##### EXTRACTED RECORDS

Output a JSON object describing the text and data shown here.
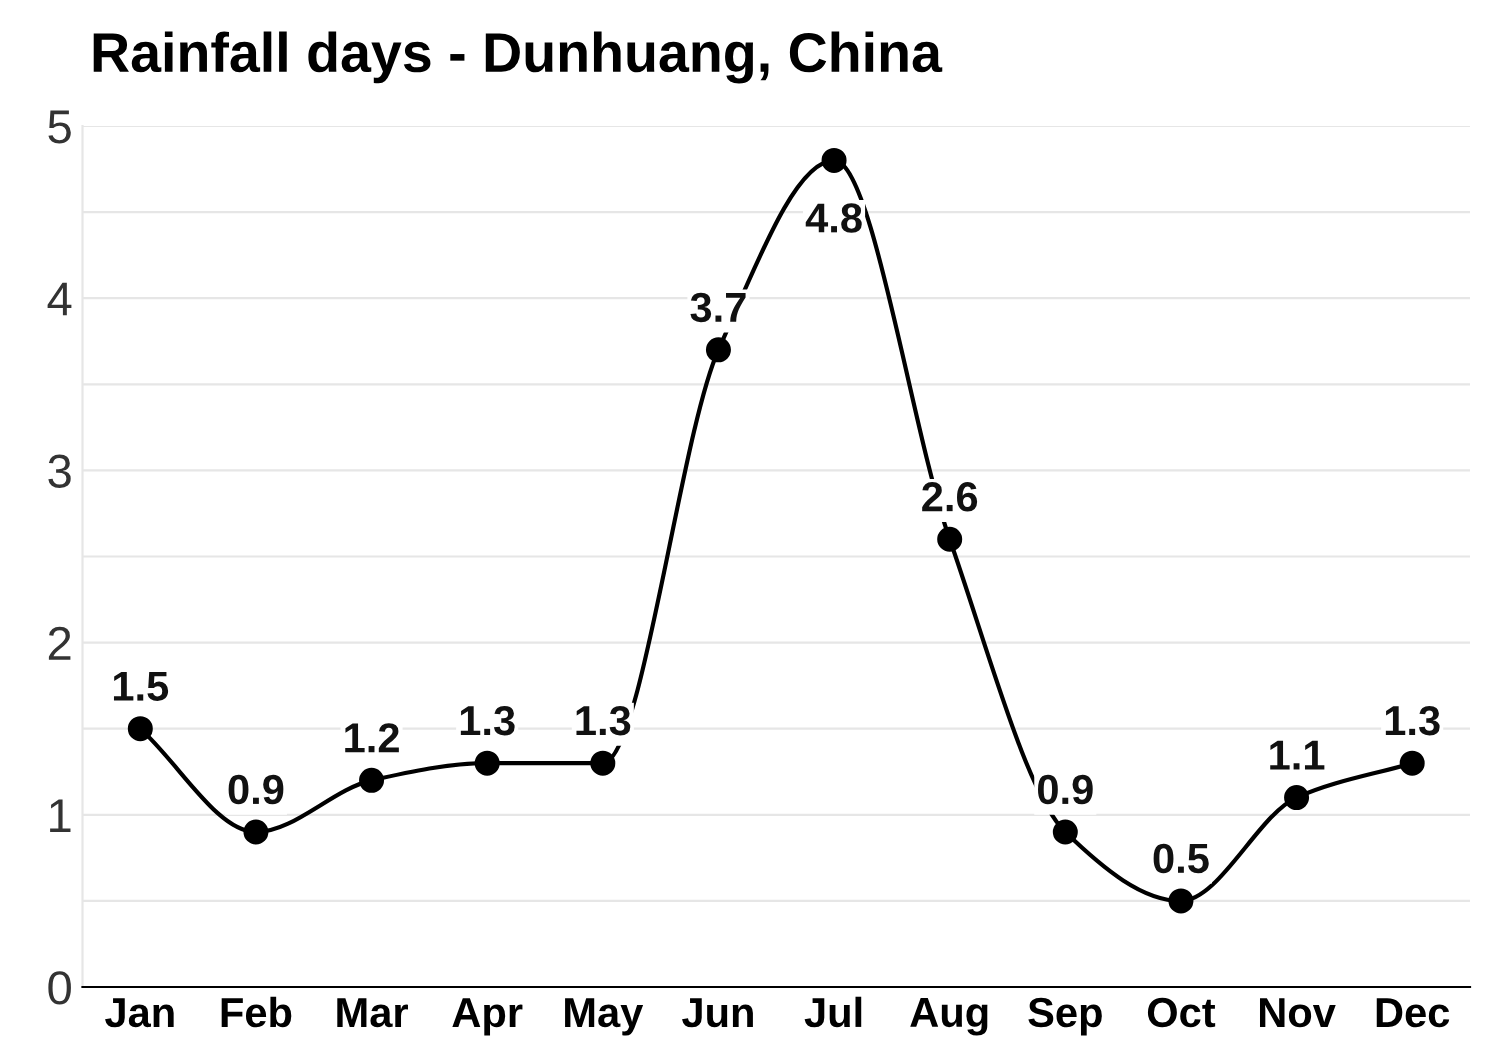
{
  "chart_data": {
    "type": "line",
    "title": "Rainfall days - Dunhuang, China",
    "categories": [
      "Jan",
      "Feb",
      "Mar",
      "Apr",
      "May",
      "Jun",
      "Jul",
      "Aug",
      "Sep",
      "Oct",
      "Nov",
      "Dec"
    ],
    "series": [
      {
        "color": "#000000",
        "values": [
          1.5,
          0.9,
          1.2,
          1.3,
          1.3,
          3.7,
          4.8,
          2.6,
          0.9,
          0.5,
          1.1,
          1.3
        ]
      }
    ],
    "ylim": [
      0,
      5
    ],
    "yticks": [
      0,
      {
        "value": 0.5,
        "label": null
      },
      1,
      {
        "value": 1.5,
        "label": null
      },
      2,
      {
        "value": 2.5,
        "label": null
      },
      3,
      {
        "value": 3.5,
        "label": null
      },
      4,
      {
        "value": 4.5,
        "label": null
      },
      5
    ],
    "grid": "y",
    "marker": "circle",
    "line_style": "solid",
    "data_labels": true
  }
}
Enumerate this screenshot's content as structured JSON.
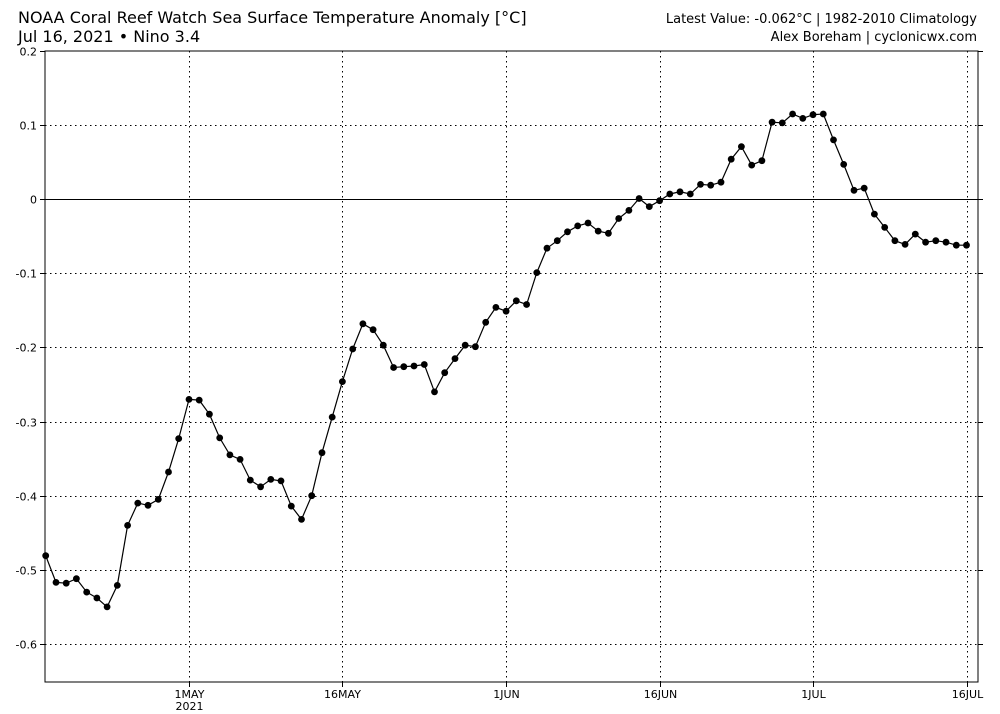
{
  "header": {
    "title": "NOAA Coral Reef Watch Sea Surface Temperature Anomaly [°C]",
    "subtitle": "Jul 16, 2021 • Nino 3.4",
    "latest": "Latest Value: -0.062°C | 1982-2010 Climatology",
    "credit": "Alex Boreham | cyclonicwx.com"
  },
  "chart_data": {
    "type": "line",
    "title": "NOAA Coral Reef Watch Sea Surface Temperature Anomaly [°C]",
    "xlabel": "",
    "ylabel": "",
    "ylim": [
      -0.65,
      0.2
    ],
    "xlim": [
      "2021-04-16",
      "2021-07-16"
    ],
    "grid": true,
    "zero_line": true,
    "yticks": [
      0.2,
      0.1,
      0,
      -0.1,
      -0.2,
      -0.3,
      -0.4,
      -0.5,
      -0.6
    ],
    "ytick_labels": [
      "0.2",
      "0.1",
      "0",
      "-0.1",
      "-0.2",
      "-0.3",
      "-0.4",
      "-0.5",
      "-0.6"
    ],
    "xticks": [
      {
        "date": "2021-05-01",
        "label": "1MAY",
        "sublabel": "2021"
      },
      {
        "date": "2021-05-16",
        "label": "16MAY",
        "sublabel": ""
      },
      {
        "date": "2021-06-01",
        "label": "1JUN",
        "sublabel": ""
      },
      {
        "date": "2021-06-16",
        "label": "16JUN",
        "sublabel": ""
      },
      {
        "date": "2021-07-01",
        "label": "1JUL",
        "sublabel": ""
      },
      {
        "date": "2021-07-16",
        "label": "16JUL",
        "sublabel": ""
      }
    ],
    "series": [
      {
        "name": "",
        "color": "#000000",
        "start_date": "2021-04-17",
        "dates": [
          "2021-04-17",
          "2021-04-18",
          "2021-04-19",
          "2021-04-20",
          "2021-04-21",
          "2021-04-22",
          "2021-04-23",
          "2021-04-24",
          "2021-04-25",
          "2021-04-26",
          "2021-04-27",
          "2021-04-28",
          "2021-04-29",
          "2021-04-30",
          "2021-05-01",
          "2021-05-02",
          "2021-05-03",
          "2021-05-04",
          "2021-05-05",
          "2021-05-06",
          "2021-05-07",
          "2021-05-08",
          "2021-05-09",
          "2021-05-10",
          "2021-05-11",
          "2021-05-12",
          "2021-05-13",
          "2021-05-14",
          "2021-05-15",
          "2021-05-16",
          "2021-05-17",
          "2021-05-18",
          "2021-05-19",
          "2021-05-20",
          "2021-05-21",
          "2021-05-22",
          "2021-05-23",
          "2021-05-24",
          "2021-05-25",
          "2021-05-26",
          "2021-05-27",
          "2021-05-28",
          "2021-05-29",
          "2021-05-30",
          "2021-05-31",
          "2021-06-01",
          "2021-06-02",
          "2021-06-03",
          "2021-06-04",
          "2021-06-05",
          "2021-06-06",
          "2021-06-07",
          "2021-06-08",
          "2021-06-09",
          "2021-06-10",
          "2021-06-11",
          "2021-06-12",
          "2021-06-13",
          "2021-06-14",
          "2021-06-15",
          "2021-06-16",
          "2021-06-17",
          "2021-06-18",
          "2021-06-19",
          "2021-06-20",
          "2021-06-21",
          "2021-06-22",
          "2021-06-23",
          "2021-06-24",
          "2021-06-25",
          "2021-06-26",
          "2021-06-27",
          "2021-06-28",
          "2021-06-29",
          "2021-06-30",
          "2021-07-01",
          "2021-07-02",
          "2021-07-03",
          "2021-07-04",
          "2021-07-05",
          "2021-07-06",
          "2021-07-07",
          "2021-07-08",
          "2021-07-09",
          "2021-07-10",
          "2021-07-11",
          "2021-07-12",
          "2021-07-13",
          "2021-07-14",
          "2021-07-15",
          "2021-07-16"
        ],
        "values": [
          -0.481,
          -0.517,
          -0.518,
          -0.512,
          -0.53,
          -0.538,
          -0.55,
          -0.521,
          -0.44,
          -0.41,
          -0.413,
          -0.405,
          -0.368,
          -0.323,
          -0.27,
          -0.271,
          -0.29,
          -0.322,
          -0.345,
          -0.351,
          -0.379,
          -0.388,
          -0.378,
          -0.38,
          -0.414,
          -0.432,
          -0.4,
          -0.342,
          -0.294,
          -0.246,
          -0.202,
          -0.168,
          -0.176,
          -0.197,
          -0.227,
          -0.226,
          -0.225,
          -0.223,
          -0.26,
          -0.234,
          -0.215,
          -0.197,
          -0.199,
          -0.166,
          -0.146,
          -0.151,
          -0.137,
          -0.142,
          -0.099,
          -0.066,
          -0.056,
          -0.044,
          -0.036,
          -0.032,
          -0.043,
          -0.046,
          -0.026,
          -0.015,
          0.001,
          -0.01,
          -0.002,
          0.007,
          0.01,
          0.007,
          0.02,
          0.019,
          0.023,
          0.054,
          0.071,
          0.046,
          0.052,
          0.104,
          0.103,
          0.115,
          0.109,
          0.114,
          0.115,
          0.08,
          0.047,
          0.012,
          0.015,
          -0.02,
          -0.038,
          -0.056,
          -0.061,
          -0.047,
          -0.058,
          -0.056,
          -0.058,
          -0.062,
          -0.062
        ]
      }
    ]
  }
}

##########

*WHAT TO DO*. Reproduce each line exactly, please, except for any pictures.

*RESULT OF THIS TASK*.
Output a JSON object describing the text and data shown here.
{
  "chart_data": {
    "type": "line",
    "title": "Rainfall days - Dunhuang, China",
    "categories": [
      "Jan",
      "Feb",
      "Mar",
      "Apr",
      "May",
      "Jun",
      "Jul",
      "Aug",
      "Sep",
      "Oct",
      "Nov",
      "Dec"
    ],
    "series": [
      {
        "color": "#000000",
        "values": [
          1.5,
          0.9,
          1.2,
          1.3,
          1.3,
          3.7,
          4.8,
          2.6,
          0.9,
          0.5,
          1.1,
          1.3
        ]
      }
    ],
    "ylim": [
      0,
      5
    ],
    "yticks": [
      0,
      {
        "value": 0.5,
        "label": null
      },
      1,
      {
        "value": 1.5,
        "label": null
      },
      2,
      {
        "value": 2.5,
        "label": null
      },
      3,
      {
        "value": 3.5,
        "label": null
      },
      4,
      {
        "value": 4.5,
        "label": null
      },
      5
    ],
    "grid": "y",
    "marker": "circle",
    "line_style": "solid",
    "data_labels": true
  }
}
Enumerate this screenshot's content as structured JSON.
{
  "header": {
    "title": "NOAA Coral Reef Watch Sea Surface Temperature Anomaly [°C]",
    "subtitle": "Jul 16, 2021 • Nino 3.4",
    "latest": "Latest Value: -0.062°C | 1982-2010 Climatology",
    "credit": "Alex Boreham | cyclonicwx.com"
  },
  "chart_data": {
    "type": "line",
    "title": "NOAA Coral Reef Watch Sea Surface Temperature Anomaly [°C]",
    "xlabel": "",
    "ylabel": "",
    "ylim": [
      -0.65,
      0.2
    ],
    "xlim": [
      "2021-04-16",
      "2021-07-16"
    ],
    "grid": true,
    "zero_line": true,
    "yticks": [
      0.2,
      0.1,
      0,
      -0.1,
      -0.2,
      -0.3,
      -0.4,
      -0.5,
      -0.6
    ],
    "ytick_labels": [
      "0.2",
      "0.1",
      "0",
      "-0.1",
      "-0.2",
      "-0.3",
      "-0.4",
      "-0.5",
      "-0.6"
    ],
    "xticks": [
      {
        "date": "2021-05-01",
        "label": "1MAY",
        "sublabel": "2021"
      },
      {
        "date": "2021-05-16",
        "label": "16MAY",
        "sublabel": ""
      },
      {
        "date": "2021-06-01",
        "label": "1JUN",
        "sublabel": ""
      },
      {
        "date": "2021-06-16",
        "label": "16JUN",
        "sublabel": ""
      },
      {
        "date": "2021-07-01",
        "label": "1JUL",
        "sublabel": ""
      },
      {
        "date": "2021-07-16",
        "label": "16JUL",
        "sublabel": ""
      }
    ],
    "series": [
      {
        "name": "",
        "color": "#000000",
        "start_date": "2021-04-17",
        "dates": [
          "2021-04-17",
          "2021-04-18",
          "2021-04-19",
          "2021-04-20",
          "2021-04-21",
          "2021-04-22",
          "2021-04-23",
          "2021-04-24",
          "2021-04-25",
          "2021-04-26",
          "2021-04-27",
          "2021-04-28",
          "2021-04-29",
          "2021-04-30",
          "2021-05-01",
          "2021-05-02",
          "2021-05-03",
          "2021-05-04",
          "2021-05-05",
          "2021-05-06",
          "2021-05-07",
          "2021-05-08",
          "2021-05-09",
          "2021-05-10",
          "2021-05-11",
          "2021-05-12",
          "2021-05-13",
          "2021-05-14",
          "2021-05-15",
          "2021-05-16",
          "2021-05-17",
          "2021-05-18",
          "2021-05-19",
          "2021-05-20",
          "2021-05-21",
          "2021-05-22",
          "2021-05-23",
          "2021-05-24",
          "2021-05-25",
          "2021-05-26",
          "2021-05-27",
          "2021-05-28",
          "2021-05-29",
          "2021-05-30",
          "2021-05-31",
          "2021-06-01",
          "2021-06-02",
          "2021-06-03",
          "2021-06-04",
          "2021-06-05",
          "2021-06-06",
          "2021-06-07",
          "2021-06-08",
          "2021-06-09",
          "2021-06-10",
          "2021-06-11",
          "2021-06-12",
          "2021-06-13",
          "2021-06-14",
          "2021-06-15",
          "2021-06-16",
          "2021-06-17",
          "2021-06-18",
          "2021-06-19",
          "2021-06-20",
          "2021-06-21",
          "2021-06-22",
          "2021-06-23",
          "2021-06-24",
          "2021-06-25",
          "2021-06-26",
          "2021-06-27",
          "2021-06-28",
          "2021-06-29",
          "2021-06-30",
          "2021-07-01",
          "2021-07-02",
          "2021-07-03",
          "2021-07-04",
          "2021-07-05",
          "2021-07-06",
          "2021-07-07",
          "2021-07-08",
          "2021-07-09",
          "2021-07-10",
          "2021-07-11",
          "2021-07-12",
          "2021-07-13",
          "2021-07-14",
          "2021-07-15",
          "2021-07-16"
        ],
        "values": [
          -0.481,
          -0.517,
          -0.518,
          -0.512,
          -0.53,
          -0.538,
          -0.55,
          -0.521,
          -0.44,
          -0.41,
          -0.413,
          -0.405,
          -0.368,
          -0.323,
          -0.27,
          -0.271,
          -0.29,
          -0.322,
          -0.345,
          -0.351,
          -0.379,
          -0.388,
          -0.378,
          -0.38,
          -0.414,
          -0.432,
          -0.4,
          -0.342,
          -0.294,
          -0.246,
          -0.202,
          -0.168,
          -0.176,
          -0.197,
          -0.227,
          -0.226,
          -0.225,
          -0.223,
          -0.26,
          -0.234,
          -0.215,
          -0.197,
          -0.199,
          -0.166,
          -0.146,
          -0.151,
          -0.137,
          -0.142,
          -0.099,
          -0.066,
          -0.056,
          -0.044,
          -0.036,
          -0.032,
          -0.043,
          -0.046,
          -0.026,
          -0.015,
          0.001,
          -0.01,
          -0.002,
          0.007,
          0.01,
          0.007,
          0.02,
          0.019,
          0.023,
          0.054,
          0.071,
          0.046,
          0.052,
          0.104,
          0.103,
          0.115,
          0.109,
          0.114,
          0.115,
          0.08,
          0.047,
          0.012,
          0.015,
          -0.02,
          -0.038,
          -0.056,
          -0.061,
          -0.047,
          -0.058,
          -0.056,
          -0.058,
          -0.062,
          -0.062
        ]
      }
    ]
  }
}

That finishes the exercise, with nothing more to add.